> **STATED EXERCISE**
Copy out the material below in full, but not its images.

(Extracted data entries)
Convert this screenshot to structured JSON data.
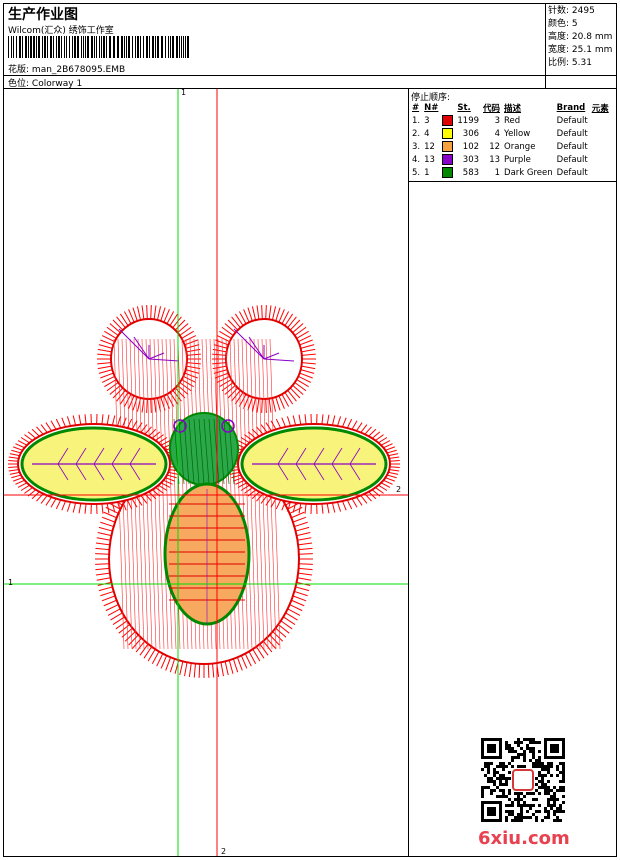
{
  "header": {
    "title": "生产作业图",
    "subtitle": "Wilcom(汇众) 绣饰工作室",
    "design_label": "花版:",
    "design_name": "man_2B678095.EMB",
    "colorway_label": "色位:",
    "colorway_name": "Colorway 1"
  },
  "stats": [
    {
      "label": "针数:",
      "value": "2495"
    },
    {
      "label": "颜色:",
      "value": "5"
    },
    {
      "label": "高度:",
      "value": "20.8 mm"
    },
    {
      "label": "宽度:",
      "value": "25.1 mm"
    },
    {
      "label": "比例:",
      "value": "5.31"
    }
  ],
  "stop_sequence": {
    "title": "停止顺序:",
    "headers": [
      "#",
      "N#",
      "St.",
      "代码",
      "描述",
      "Brand",
      "元素"
    ],
    "rows": [
      {
        "idx": "1.",
        "n": "3",
        "st": "1199",
        "code": "3",
        "desc": "Red",
        "brand": "Default",
        "color": "#e00000"
      },
      {
        "idx": "2.",
        "n": "4",
        "st": "306",
        "code": "4",
        "desc": "Yellow",
        "brand": "Default",
        "color": "#ffff00"
      },
      {
        "idx": "3.",
        "n": "12",
        "st": "102",
        "code": "12",
        "desc": "Orange",
        "brand": "Default",
        "color": "#f7a040"
      },
      {
        "idx": "4.",
        "n": "13",
        "st": "303",
        "code": "13",
        "desc": "Purple",
        "brand": "Default",
        "color": "#8a00c8"
      },
      {
        "idx": "5.",
        "n": "1",
        "st": "583",
        "code": "1",
        "desc": "Dark Green",
        "brand": "Default",
        "color": "#008800"
      }
    ]
  },
  "axes": {
    "v_top": "1",
    "v_bottom": "2",
    "h_left": "1",
    "h_right": "2"
  },
  "watermark": "6xiu.com"
}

> **TASK OUTPUT**
Convert this screenshot to structured JSON data.
{
  "header": {
    "title": "生产作业图",
    "subtitle": "Wilcom(汇众) 绣饰工作室",
    "design_label": "花版:",
    "design_name": "man_2B678095.EMB",
    "colorway_label": "色位:",
    "colorway_name": "Colorway 1"
  },
  "stats": [
    {
      "label": "针数:",
      "value": "2495"
    },
    {
      "label": "颜色:",
      "value": "5"
    },
    {
      "label": "高度:",
      "value": "20.8 mm"
    },
    {
      "label": "宽度:",
      "value": "25.1 mm"
    },
    {
      "label": "比例:",
      "value": "5.31"
    }
  ],
  "stop_sequence": {
    "title": "停止顺序:",
    "headers": [
      "#",
      "N#",
      "St.",
      "代码",
      "描述",
      "Brand",
      "元素"
    ],
    "rows": [
      {
        "idx": "1.",
        "n": "3",
        "st": "1199",
        "code": "3",
        "desc": "Red",
        "brand": "Default",
        "color": "#e00000"
      },
      {
        "idx": "2.",
        "n": "4",
        "st": "306",
        "code": "4",
        "desc": "Yellow",
        "brand": "Default",
        "color": "#ffff00"
      },
      {
        "idx": "3.",
        "n": "12",
        "st": "102",
        "code": "12",
        "desc": "Orange",
        "brand": "Default",
        "color": "#f7a040"
      },
      {
        "idx": "4.",
        "n": "13",
        "st": "303",
        "code": "13",
        "desc": "Purple",
        "brand": "Default",
        "color": "#8a00c8"
      },
      {
        "idx": "5.",
        "n": "1",
        "st": "583",
        "code": "1",
        "desc": "Dark Green",
        "brand": "Default",
        "color": "#008800"
      }
    ]
  },
  "axes": {
    "v_top": "1",
    "v_bottom": "2",
    "h_left": "1",
    "h_right": "2"
  },
  "watermark": "6xiu.com"
}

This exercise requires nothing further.